_EXERCISE PROMPT_
Show every line in the records below that contains the word "with".

_SUPPLIED ENTRIES_
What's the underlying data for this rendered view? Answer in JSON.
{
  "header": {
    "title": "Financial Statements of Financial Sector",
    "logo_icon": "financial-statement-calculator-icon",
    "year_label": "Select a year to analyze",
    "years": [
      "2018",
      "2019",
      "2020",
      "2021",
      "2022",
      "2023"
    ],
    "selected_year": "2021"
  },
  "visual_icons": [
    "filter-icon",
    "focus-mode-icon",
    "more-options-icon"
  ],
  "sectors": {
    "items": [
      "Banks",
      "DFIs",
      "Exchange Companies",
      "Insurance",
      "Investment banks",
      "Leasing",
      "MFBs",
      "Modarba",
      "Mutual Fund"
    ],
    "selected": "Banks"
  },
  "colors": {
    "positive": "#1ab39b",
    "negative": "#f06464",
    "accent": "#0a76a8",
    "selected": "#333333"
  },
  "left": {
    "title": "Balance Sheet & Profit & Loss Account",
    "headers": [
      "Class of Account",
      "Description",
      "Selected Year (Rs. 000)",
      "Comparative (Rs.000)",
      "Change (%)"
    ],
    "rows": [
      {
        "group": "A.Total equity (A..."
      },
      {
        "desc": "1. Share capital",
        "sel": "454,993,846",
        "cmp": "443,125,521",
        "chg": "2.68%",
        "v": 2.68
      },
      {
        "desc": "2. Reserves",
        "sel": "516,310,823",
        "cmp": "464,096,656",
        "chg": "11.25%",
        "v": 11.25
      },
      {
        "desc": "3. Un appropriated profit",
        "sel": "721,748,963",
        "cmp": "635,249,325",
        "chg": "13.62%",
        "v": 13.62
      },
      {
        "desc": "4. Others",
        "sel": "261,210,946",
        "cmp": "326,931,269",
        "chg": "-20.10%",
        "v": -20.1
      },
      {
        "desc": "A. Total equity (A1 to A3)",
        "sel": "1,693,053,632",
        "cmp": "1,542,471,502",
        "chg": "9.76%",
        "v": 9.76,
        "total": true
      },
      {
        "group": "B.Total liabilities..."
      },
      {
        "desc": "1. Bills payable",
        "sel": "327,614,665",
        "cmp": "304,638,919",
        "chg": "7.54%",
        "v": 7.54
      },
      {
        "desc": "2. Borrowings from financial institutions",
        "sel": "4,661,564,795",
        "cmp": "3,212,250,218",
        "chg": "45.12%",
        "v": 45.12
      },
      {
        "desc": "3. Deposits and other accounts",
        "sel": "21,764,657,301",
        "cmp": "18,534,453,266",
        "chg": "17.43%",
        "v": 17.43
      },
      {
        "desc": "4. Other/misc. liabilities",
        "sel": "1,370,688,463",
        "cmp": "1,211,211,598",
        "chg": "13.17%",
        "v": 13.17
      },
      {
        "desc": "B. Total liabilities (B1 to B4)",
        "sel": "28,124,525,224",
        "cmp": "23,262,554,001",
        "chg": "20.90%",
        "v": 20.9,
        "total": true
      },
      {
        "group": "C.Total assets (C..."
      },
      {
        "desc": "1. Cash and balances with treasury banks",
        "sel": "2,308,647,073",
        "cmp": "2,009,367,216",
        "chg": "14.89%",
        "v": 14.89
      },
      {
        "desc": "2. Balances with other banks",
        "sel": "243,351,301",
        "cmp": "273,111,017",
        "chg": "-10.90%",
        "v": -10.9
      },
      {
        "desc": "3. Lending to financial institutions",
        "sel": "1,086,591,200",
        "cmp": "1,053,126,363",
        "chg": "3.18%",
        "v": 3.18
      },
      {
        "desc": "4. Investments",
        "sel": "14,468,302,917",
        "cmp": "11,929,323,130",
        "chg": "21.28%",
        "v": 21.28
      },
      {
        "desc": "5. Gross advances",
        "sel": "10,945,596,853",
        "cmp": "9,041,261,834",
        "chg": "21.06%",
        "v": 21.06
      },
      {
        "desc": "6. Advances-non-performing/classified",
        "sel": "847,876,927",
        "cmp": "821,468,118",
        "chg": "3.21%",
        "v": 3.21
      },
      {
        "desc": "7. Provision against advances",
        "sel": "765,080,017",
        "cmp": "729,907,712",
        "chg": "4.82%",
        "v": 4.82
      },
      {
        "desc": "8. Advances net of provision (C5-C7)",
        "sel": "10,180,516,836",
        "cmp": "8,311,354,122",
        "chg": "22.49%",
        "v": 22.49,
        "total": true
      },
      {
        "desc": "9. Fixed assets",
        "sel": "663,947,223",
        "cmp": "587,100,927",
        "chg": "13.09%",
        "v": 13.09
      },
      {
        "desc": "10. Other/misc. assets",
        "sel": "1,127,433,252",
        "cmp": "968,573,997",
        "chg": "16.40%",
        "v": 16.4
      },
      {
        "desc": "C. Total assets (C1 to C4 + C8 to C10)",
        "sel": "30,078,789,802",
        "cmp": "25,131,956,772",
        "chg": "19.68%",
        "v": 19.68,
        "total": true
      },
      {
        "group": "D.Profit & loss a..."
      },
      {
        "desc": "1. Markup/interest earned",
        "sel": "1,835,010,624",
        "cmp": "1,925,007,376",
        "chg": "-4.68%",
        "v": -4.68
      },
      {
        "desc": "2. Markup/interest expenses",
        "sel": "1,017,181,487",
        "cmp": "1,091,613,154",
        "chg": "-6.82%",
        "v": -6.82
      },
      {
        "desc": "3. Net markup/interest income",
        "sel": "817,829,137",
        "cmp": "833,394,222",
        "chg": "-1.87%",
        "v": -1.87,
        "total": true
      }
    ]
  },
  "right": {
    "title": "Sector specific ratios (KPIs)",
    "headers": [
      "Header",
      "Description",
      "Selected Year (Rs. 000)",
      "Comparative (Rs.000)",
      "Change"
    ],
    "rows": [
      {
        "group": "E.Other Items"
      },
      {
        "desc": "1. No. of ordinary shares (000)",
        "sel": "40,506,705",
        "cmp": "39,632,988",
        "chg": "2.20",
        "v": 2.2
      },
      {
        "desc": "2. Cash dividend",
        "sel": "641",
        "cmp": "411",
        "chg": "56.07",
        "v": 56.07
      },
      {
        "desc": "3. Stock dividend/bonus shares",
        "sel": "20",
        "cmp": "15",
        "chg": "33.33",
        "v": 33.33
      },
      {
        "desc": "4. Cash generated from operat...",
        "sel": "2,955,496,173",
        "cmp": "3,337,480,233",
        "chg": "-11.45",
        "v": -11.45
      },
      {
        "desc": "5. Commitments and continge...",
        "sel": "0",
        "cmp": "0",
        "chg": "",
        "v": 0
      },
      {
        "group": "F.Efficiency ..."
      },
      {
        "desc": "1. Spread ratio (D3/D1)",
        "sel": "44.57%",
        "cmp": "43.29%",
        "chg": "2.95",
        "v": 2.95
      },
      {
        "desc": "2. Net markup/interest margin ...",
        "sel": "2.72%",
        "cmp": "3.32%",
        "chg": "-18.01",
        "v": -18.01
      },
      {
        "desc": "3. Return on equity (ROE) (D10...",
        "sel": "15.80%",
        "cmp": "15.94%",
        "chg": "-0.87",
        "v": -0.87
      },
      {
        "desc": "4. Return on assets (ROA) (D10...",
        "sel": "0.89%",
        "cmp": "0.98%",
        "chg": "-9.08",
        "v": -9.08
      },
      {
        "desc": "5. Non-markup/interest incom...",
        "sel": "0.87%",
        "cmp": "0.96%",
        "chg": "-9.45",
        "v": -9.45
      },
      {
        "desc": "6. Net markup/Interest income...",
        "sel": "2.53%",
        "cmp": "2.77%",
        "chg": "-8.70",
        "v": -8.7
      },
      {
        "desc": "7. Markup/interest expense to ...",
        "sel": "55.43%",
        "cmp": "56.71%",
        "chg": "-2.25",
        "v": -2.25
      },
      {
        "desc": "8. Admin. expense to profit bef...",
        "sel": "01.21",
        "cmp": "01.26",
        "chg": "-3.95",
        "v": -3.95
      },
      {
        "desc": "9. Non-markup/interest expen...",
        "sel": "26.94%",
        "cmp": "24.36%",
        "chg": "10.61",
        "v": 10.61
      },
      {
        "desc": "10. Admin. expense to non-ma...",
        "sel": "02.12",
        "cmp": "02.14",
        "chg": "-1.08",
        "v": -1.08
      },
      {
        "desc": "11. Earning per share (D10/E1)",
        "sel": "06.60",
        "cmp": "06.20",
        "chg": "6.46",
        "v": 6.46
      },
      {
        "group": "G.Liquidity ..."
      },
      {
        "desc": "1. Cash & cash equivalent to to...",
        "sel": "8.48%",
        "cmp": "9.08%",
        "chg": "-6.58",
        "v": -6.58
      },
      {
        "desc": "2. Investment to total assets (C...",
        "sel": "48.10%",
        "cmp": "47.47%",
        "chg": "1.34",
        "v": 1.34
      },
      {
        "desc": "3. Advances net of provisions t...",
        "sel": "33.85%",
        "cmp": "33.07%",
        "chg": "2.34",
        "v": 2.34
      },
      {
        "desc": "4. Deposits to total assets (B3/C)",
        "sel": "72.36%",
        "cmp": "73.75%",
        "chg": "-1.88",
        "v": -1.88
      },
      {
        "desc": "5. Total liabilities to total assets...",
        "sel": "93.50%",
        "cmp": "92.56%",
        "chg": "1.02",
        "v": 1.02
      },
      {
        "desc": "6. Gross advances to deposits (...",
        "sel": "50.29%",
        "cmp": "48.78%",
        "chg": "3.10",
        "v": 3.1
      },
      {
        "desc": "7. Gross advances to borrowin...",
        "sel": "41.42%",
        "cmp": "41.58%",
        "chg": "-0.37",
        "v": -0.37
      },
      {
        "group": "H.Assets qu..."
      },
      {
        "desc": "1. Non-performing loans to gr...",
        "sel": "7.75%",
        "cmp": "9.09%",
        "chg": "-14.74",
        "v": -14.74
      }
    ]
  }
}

_EXPECTED ANSWER_
        "desc": "1. Cash and balances with treasury banks",
        "desc": "2. Balances with other banks",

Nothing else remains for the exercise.